──────── Teks Bacaan ────────

Kamis, 06 September 2012

Deradikalisasi Kaum Muda


Deradikalisasi Kaum Muda
Hasibullah Satrawi ;  Alumnus Al-Azhar, Kairo, Mesir; Tinggal di Jakarta
KOMPAS, 06 September 2012


Kaum muda sejatinya pemangku masa depan bangsa ini. Sungguh petaka yang tak terbayangkan bila kaum muda suatu bangsa justru terjangkit pelbagai penyakit yang dapat merongrong keutuhan bangsa itu sendiri, seperti radikalisme dan terlebih lagi terorisme.
Inilah kurang lebih yang sekarang melanda negeri ini. Pelbagai hasil penelitian di kalangan anak muda dan siswa yang dilakukan oleh beberapa lembaga melukiskan ”awan gelap nan pekat” bagi bangsa ini untuk beberapa tahun ke depan. Sejumlah hasil penelitian yang ada menunjukkan, sebagian dari kaum muda sekarang mulai terjangkiti radikalisme bahkan terorisme.

──────── Daftar Baris ────────

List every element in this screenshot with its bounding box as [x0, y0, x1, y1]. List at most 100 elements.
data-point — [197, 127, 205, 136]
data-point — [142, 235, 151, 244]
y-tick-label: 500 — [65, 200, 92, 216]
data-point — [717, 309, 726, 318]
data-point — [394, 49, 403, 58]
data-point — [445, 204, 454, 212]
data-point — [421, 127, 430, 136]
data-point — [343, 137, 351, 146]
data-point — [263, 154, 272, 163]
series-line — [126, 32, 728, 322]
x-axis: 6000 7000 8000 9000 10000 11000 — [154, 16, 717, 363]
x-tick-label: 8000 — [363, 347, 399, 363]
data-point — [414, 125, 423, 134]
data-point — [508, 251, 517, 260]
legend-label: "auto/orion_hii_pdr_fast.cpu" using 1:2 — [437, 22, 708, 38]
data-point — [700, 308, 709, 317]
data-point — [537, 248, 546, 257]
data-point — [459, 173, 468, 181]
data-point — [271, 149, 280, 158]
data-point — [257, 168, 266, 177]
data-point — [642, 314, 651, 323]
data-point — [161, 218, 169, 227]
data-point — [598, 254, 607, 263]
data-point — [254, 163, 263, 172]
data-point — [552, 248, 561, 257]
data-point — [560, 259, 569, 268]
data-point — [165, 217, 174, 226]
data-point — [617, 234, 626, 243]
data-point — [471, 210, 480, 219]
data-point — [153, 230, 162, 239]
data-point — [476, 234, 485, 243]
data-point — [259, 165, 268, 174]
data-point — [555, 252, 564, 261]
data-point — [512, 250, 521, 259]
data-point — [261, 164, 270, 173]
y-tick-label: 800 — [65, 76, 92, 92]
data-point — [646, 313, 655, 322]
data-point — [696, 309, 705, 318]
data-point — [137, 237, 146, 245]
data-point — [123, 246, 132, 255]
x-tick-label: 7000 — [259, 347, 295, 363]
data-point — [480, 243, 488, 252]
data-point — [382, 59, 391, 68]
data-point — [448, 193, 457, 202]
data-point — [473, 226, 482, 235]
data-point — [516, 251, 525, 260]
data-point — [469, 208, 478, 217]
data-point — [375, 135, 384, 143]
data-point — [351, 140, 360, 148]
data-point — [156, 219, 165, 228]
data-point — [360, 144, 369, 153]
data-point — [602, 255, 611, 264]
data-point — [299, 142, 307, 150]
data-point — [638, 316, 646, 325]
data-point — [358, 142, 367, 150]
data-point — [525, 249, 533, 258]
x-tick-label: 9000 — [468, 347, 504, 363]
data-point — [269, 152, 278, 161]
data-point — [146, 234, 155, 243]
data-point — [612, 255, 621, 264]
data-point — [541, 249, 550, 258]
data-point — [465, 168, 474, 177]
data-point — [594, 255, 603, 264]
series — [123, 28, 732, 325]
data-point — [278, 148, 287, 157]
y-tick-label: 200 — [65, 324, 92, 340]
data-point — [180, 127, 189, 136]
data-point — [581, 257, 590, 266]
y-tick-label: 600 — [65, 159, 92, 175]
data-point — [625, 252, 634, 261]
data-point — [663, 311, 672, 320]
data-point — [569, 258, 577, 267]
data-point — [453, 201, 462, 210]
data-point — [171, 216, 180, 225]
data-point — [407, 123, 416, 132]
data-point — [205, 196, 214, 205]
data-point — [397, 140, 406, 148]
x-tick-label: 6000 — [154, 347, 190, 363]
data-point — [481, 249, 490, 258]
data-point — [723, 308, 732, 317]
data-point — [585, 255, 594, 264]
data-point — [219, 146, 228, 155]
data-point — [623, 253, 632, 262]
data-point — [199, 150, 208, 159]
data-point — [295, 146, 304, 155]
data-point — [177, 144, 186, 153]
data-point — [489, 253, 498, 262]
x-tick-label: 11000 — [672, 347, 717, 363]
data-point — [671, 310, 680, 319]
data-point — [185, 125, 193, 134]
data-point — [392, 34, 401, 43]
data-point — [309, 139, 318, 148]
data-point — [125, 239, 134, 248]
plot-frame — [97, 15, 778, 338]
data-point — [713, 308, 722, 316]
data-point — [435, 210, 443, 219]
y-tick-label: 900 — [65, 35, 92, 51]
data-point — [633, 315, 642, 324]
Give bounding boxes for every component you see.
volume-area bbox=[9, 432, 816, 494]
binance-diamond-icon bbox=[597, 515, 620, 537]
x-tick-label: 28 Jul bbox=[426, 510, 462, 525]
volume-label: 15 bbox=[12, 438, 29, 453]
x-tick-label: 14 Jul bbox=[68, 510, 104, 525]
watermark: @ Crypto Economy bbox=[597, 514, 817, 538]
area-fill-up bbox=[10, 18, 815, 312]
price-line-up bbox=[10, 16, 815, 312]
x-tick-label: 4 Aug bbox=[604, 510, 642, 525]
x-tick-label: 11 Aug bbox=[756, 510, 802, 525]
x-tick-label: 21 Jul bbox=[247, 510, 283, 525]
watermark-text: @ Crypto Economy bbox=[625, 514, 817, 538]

────────

Ekstrak seluruh teks tentang deradikalisasi kaum muda apa adanya, tanpa mengubah satu karakter pun. Gunakan teks tentang deradikalisasi kaum muda sebagai satu-satunya sumber.

Kamis, 06 September 2012

Deradikalisasi Kaum Muda


Deradikalisasi Kaum Muda
Hasibullah Satrawi ;  Alumnus Al-Azhar, Kairo, Mesir; Tinggal di Jakarta
KOMPAS, 06 September 2012


Kaum muda sejatinya pemangku masa depan bangsa ini. Sungguh petaka yang tak terbayangkan bila kaum muda suatu bangsa justru terjangkit pelbagai penyakit yang dapat merongrong keutuhan bangsa itu sendiri, seperti radikalisme dan terlebih lagi terorisme.
Inilah kurang lebih yang sekarang melanda negeri ini. Pelbagai hasil penelitian di kalangan anak muda dan siswa yang dilakukan oleh beberapa lembaga melukiskan ”awan gelap nan pekat” bagi bangsa ini untuk beberapa tahun ke depan. Sejumlah hasil penelitian yang ada menunjukkan, sebagian dari kaum muda sekarang mulai terjangkiti radikalisme bahkan terorisme.